* [DATA PROVIDED]
**********

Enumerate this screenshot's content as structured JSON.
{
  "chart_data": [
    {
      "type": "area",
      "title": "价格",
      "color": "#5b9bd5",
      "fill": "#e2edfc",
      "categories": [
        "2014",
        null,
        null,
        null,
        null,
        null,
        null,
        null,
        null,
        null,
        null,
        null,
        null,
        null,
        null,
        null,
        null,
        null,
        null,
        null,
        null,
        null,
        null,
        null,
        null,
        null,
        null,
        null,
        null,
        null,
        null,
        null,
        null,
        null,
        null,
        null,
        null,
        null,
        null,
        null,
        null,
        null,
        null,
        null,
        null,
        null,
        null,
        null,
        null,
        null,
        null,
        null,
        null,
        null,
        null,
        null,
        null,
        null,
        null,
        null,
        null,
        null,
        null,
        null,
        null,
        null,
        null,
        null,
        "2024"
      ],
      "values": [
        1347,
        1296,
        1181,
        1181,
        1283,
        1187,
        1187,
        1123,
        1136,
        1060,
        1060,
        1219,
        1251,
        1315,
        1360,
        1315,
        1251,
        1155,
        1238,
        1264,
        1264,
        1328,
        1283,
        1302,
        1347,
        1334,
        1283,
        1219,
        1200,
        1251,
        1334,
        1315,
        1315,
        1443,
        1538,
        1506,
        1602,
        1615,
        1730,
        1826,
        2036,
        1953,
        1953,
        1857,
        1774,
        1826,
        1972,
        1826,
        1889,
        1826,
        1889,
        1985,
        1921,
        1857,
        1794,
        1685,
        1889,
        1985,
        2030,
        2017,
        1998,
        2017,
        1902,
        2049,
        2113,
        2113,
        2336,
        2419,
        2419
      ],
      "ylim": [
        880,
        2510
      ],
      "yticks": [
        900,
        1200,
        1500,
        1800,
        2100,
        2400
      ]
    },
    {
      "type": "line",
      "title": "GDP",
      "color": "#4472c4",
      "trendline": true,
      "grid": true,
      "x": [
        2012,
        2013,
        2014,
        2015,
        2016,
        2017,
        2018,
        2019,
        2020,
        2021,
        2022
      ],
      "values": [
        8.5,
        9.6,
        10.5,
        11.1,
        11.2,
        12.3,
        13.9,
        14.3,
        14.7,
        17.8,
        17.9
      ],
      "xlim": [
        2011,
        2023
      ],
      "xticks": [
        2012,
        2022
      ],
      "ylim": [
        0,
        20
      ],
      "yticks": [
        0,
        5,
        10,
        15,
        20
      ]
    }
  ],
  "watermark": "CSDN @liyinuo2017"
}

**********

* [SET EXERCISE] Extract each line from the listing above, please, and repeat it exactly.

* [OUTPUT]
Enumerate this screenshot's content as structured JSON.
{
  "chart_data": [
    {
      "type": "area",
      "title": "价格",
      "color": "#5b9bd5",
      "fill": "#e2edfc",
      "categories": [
        "2014",
        null,
        null,
        null,
        null,
        null,
        null,
        null,
        null,
        null,
        null,
        null,
        null,
        null,
        null,
        null,
        null,
        null,
        null,
        null,
        null,
        null,
        null,
        null,
        null,
        null,
        null,
        null,
        null,
        null,
        null,
        null,
        null,
        null,
        null,
        null,
        null,
        null,
        null,
        null,
        null,
        null,
        null,
        null,
        null,
        null,
        null,
        null,
        null,
        null,
        null,
        null,
        null,
        null,
        null,
        null,
        null,
        null,
        null,
        null,
        null,
        null,
        null,
        null,
        null,
        null,
        null,
        null,
        "2024"
      ],
      "values": [
        1347,
        1296,
        1181,
        1181,
        1283,
        1187,
        1187,
        1123,
        1136,
        1060,
        1060,
        1219,
        1251,
        1315,
        1360,
        1315,
        1251,
        1155,
        1238,
        1264,
        1264,
        1328,
        1283,
        1302,
        1347,
        1334,
        1283,
        1219,
        1200,
        1251,
        1334,
        1315,
        1315,
        1443,
        1538,
        1506,
        1602,
        1615,
        1730,
        1826,
        2036,
        1953,
        1953,
        1857,
        1774,
        1826,
        1972,
        1826,
        1889,
        1826,
        1889,
        1985,
        1921,
        1857,
        1794,
        1685,
        1889,
        1985,
        2030,
        2017,
        1998,
        2017,
        1902,
        2049,
        2113,
        2113,
        2336,
        2419,
        2419
      ],
      "ylim": [
        880,
        2510
      ],
      "yticks": [
        900,
        1200,
        1500,
        1800,
        2100,
        2400
      ]
    },
    {
      "type": "line",
      "title": "GDP",
      "color": "#4472c4",
      "trendline": true,
      "grid": true,
      "x": [
        2012,
        2013,
        2014,
        2015,
        2016,
        2017,
        2018,
        2019,
        2020,
        2021,
        2022
      ],
      "values": [
        8.5,
        9.6,
        10.5,
        11.1,
        11.2,
        12.3,
        13.9,
        14.3,
        14.7,
        17.8,
        17.9
      ],
      "xlim": [
        2011,
        2023
      ],
      "xticks": [
        2012,
        2022
      ],
      "ylim": [
        0,
        20
      ],
      "yticks": [
        0,
        5,
        10,
        15,
        20
      ]
    }
  ],
  "watermark": "CSDN @liyinuo2017"
}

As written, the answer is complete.